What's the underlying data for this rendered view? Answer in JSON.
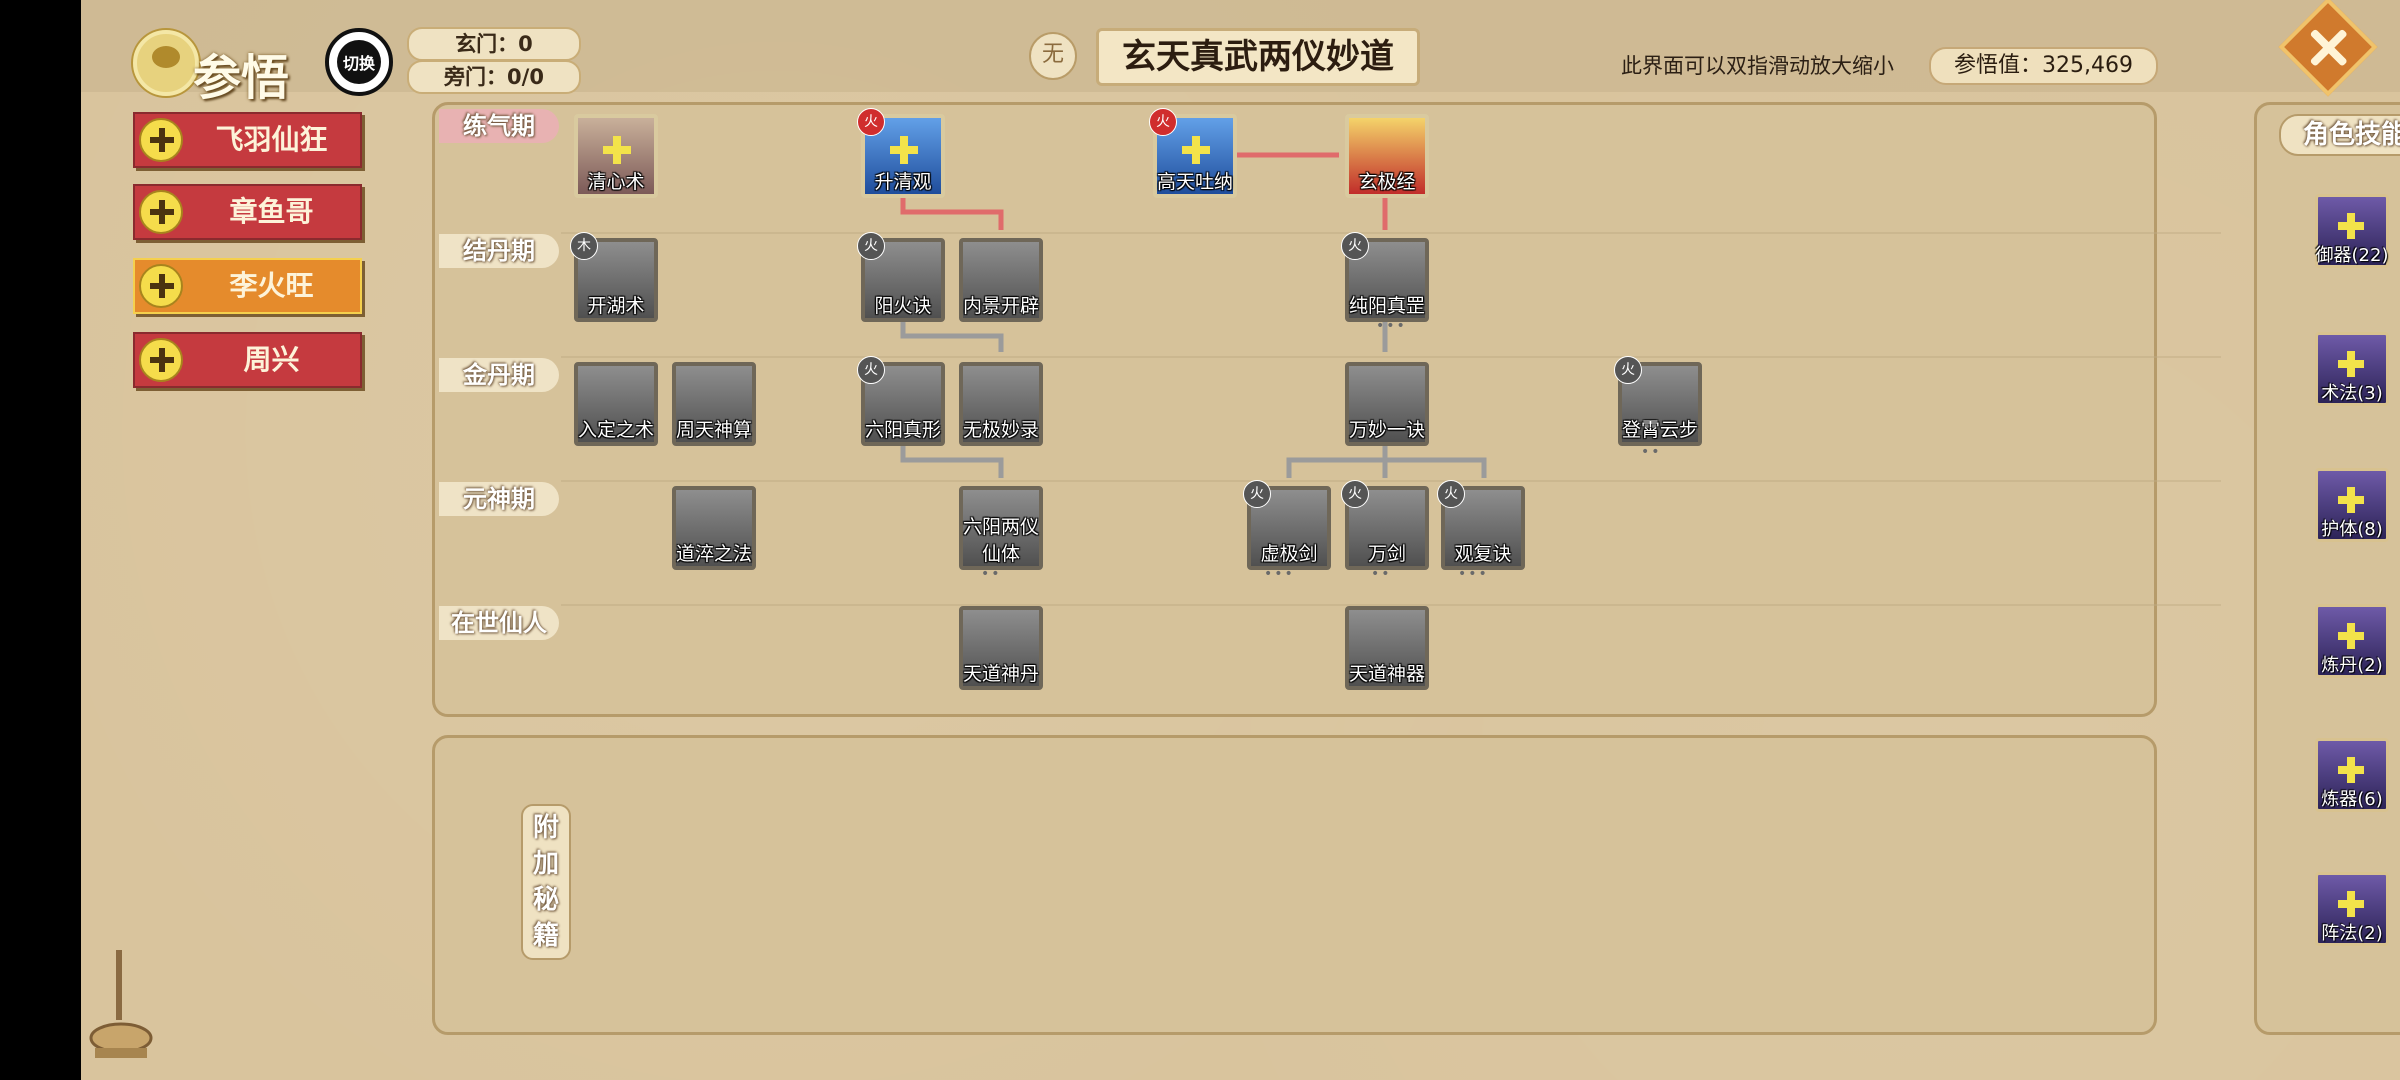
{
  "header": {
    "title": "参悟",
    "switch_label": "切换",
    "counter_xuan": "玄门：0",
    "counter_pang": "旁门：0/0",
    "badge": "无",
    "main_title": "玄天真武两仪妙道",
    "hint": "此界面可以双指滑动放大缩小",
    "score": "参悟值：325,469"
  },
  "characters": [
    {
      "name": "飞羽仙狂",
      "active": false
    },
    {
      "name": "章鱼哥",
      "active": false
    },
    {
      "name": "李火旺",
      "active": true
    },
    {
      "name": "周兴",
      "active": false
    }
  ],
  "tiers": [
    "练气期",
    "结丹期",
    "金丹期",
    "元神期",
    "在世仙人"
  ],
  "nodes": {
    "qingxin": "清心术",
    "shengqing": "升清观",
    "gaotian": "高天吐纳",
    "xuanji": "玄极经",
    "kaihu": "开湖术",
    "yanghuo": "阳火诀",
    "neijing": "内景开辟",
    "chunyang": "纯阳真罡",
    "ruding": "入定之术",
    "zhoutian": "周天神算",
    "liuyang": "六阳真形",
    "wuji": "无极妙录",
    "wanmiao": "万妙一诀",
    "dengxiao": "登霄云步",
    "daocui": "道淬之法",
    "liangyi": "六阳两仪仙体",
    "xuji": "虚极剑",
    "wanjian": "万剑",
    "guanfu": "观复诀",
    "tiandao_dan": "天道神丹",
    "tiandao_qi": "天道神器"
  },
  "fire_badge": "火",
  "wood_badge": "木",
  "extra": "附加秘籍",
  "role_skills": {
    "title": "角色技能",
    "items": [
      "御器(22)",
      "术法(3)",
      "护体(8)",
      "炼丹(2)",
      "炼器(6)",
      "阵法(2)"
    ]
  }
}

==============================

#### To do:
Retype the whole listing exactly and leave the pictures out.

#### Answer to this task:
What's the underlying data for this rendered view? Answer in JSON.
{
  "header": {
    "title": "参悟",
    "switch_label": "切换",
    "counter_xuan": "玄门：0",
    "counter_pang": "旁门：0/0",
    "badge": "无",
    "main_title": "玄天真武两仪妙道",
    "hint": "此界面可以双指滑动放大缩小",
    "score": "参悟值：325,469"
  },
  "characters": [
    {
      "name": "飞羽仙狂",
      "active": false
    },
    {
      "name": "章鱼哥",
      "active": false
    },
    {
      "name": "李火旺",
      "active": true
    },
    {
      "name": "周兴",
      "active": false
    }
  ],
  "tiers": [
    "练气期",
    "结丹期",
    "金丹期",
    "元神期",
    "在世仙人"
  ],
  "nodes": {
    "qingxin": "清心术",
    "shengqing": "升清观",
    "gaotian": "高天吐纳",
    "xuanji": "玄极经",
    "kaihu": "开湖术",
    "yanghuo": "阳火诀",
    "neijing": "内景开辟",
    "chunyang": "纯阳真罡",
    "ruding": "入定之术",
    "zhoutian": "周天神算",
    "liuyang": "六阳真形",
    "wuji": "无极妙录",
    "wanmiao": "万妙一诀",
    "dengxiao": "登霄云步",
    "daocui": "道淬之法",
    "liangyi": "六阳两仪仙体",
    "xuji": "虚极剑",
    "wanjian": "万剑",
    "guanfu": "观复诀",
    "tiandao_dan": "天道神丹",
    "tiandao_qi": "天道神器"
  },
  "fire_badge": "火",
  "wood_badge": "木",
  "extra": "附加秘籍",
  "role_skills": {
    "title": "角色技能",
    "items": [
      "御器(22)",
      "术法(3)",
      "护体(8)",
      "炼丹(2)",
      "炼器(6)",
      "阵法(2)"
    ]
  }
}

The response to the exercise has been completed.